_Exercise instructions_.
How many of the lines below include "autem"? Give the number and no other words.

(Dataset records)
___

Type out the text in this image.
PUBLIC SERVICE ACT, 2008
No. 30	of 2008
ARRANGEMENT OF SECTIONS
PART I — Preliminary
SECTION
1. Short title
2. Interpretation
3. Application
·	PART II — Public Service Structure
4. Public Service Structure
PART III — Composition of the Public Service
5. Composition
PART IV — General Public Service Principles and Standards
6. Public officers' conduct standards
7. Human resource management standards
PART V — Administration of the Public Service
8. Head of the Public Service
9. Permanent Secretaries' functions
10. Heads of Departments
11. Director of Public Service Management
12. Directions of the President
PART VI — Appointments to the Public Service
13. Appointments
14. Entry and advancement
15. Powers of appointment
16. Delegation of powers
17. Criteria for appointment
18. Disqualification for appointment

___

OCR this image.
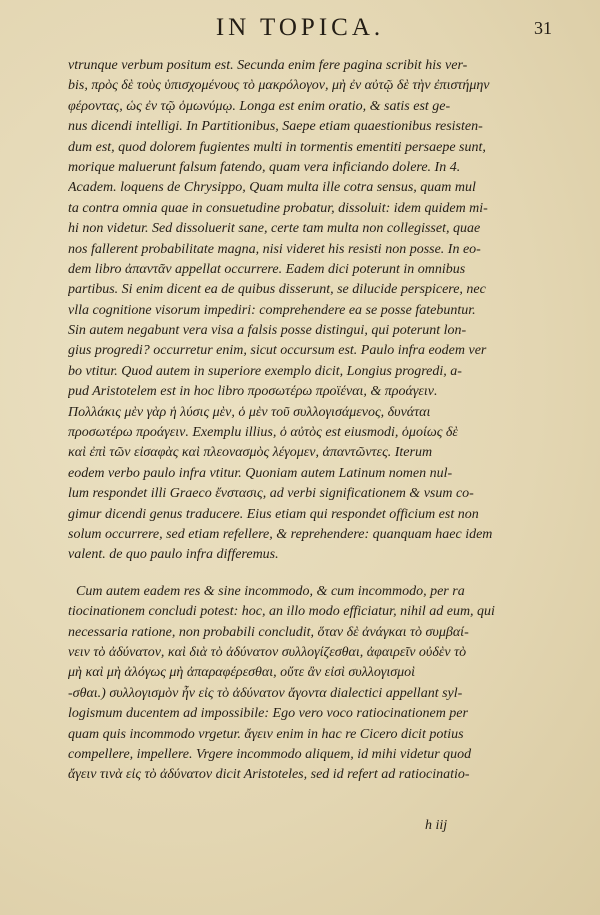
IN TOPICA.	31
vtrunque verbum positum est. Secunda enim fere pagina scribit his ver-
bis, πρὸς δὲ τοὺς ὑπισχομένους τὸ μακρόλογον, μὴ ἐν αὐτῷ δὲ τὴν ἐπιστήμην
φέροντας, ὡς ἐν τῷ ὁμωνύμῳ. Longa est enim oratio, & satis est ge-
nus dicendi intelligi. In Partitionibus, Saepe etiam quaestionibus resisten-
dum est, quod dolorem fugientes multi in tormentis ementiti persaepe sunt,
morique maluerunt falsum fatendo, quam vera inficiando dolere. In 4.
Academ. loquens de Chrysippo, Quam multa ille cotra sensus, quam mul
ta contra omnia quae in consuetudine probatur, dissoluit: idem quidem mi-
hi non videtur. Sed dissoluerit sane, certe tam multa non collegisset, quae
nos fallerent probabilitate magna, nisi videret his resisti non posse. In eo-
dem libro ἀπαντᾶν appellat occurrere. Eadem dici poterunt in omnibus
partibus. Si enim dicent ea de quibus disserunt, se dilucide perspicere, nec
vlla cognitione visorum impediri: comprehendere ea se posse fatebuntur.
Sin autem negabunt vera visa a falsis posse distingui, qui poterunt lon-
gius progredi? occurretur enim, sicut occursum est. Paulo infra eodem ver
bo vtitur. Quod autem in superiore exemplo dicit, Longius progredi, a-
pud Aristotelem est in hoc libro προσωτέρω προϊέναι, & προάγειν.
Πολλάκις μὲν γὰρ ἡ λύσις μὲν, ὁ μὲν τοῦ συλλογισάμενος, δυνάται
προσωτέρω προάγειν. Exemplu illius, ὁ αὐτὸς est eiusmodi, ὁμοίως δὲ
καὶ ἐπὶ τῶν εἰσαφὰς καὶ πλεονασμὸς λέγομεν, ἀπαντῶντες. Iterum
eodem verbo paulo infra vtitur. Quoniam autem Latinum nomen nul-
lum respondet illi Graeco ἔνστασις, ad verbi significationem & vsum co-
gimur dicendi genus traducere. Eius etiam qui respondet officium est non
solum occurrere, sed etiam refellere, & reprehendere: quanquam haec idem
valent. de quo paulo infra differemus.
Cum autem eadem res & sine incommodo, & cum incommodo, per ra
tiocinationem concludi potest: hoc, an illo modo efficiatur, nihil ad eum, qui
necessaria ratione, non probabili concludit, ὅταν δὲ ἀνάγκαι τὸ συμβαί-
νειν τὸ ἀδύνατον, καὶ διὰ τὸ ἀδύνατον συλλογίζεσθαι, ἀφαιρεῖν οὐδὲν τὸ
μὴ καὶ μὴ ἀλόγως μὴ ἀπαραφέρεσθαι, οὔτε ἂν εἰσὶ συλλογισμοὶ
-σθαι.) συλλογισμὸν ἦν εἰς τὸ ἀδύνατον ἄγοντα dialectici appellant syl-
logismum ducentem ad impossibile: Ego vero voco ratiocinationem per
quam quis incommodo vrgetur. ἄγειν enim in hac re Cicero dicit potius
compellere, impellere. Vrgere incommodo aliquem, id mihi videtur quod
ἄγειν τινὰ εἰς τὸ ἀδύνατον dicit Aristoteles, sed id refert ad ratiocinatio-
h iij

___

_Written response_.
4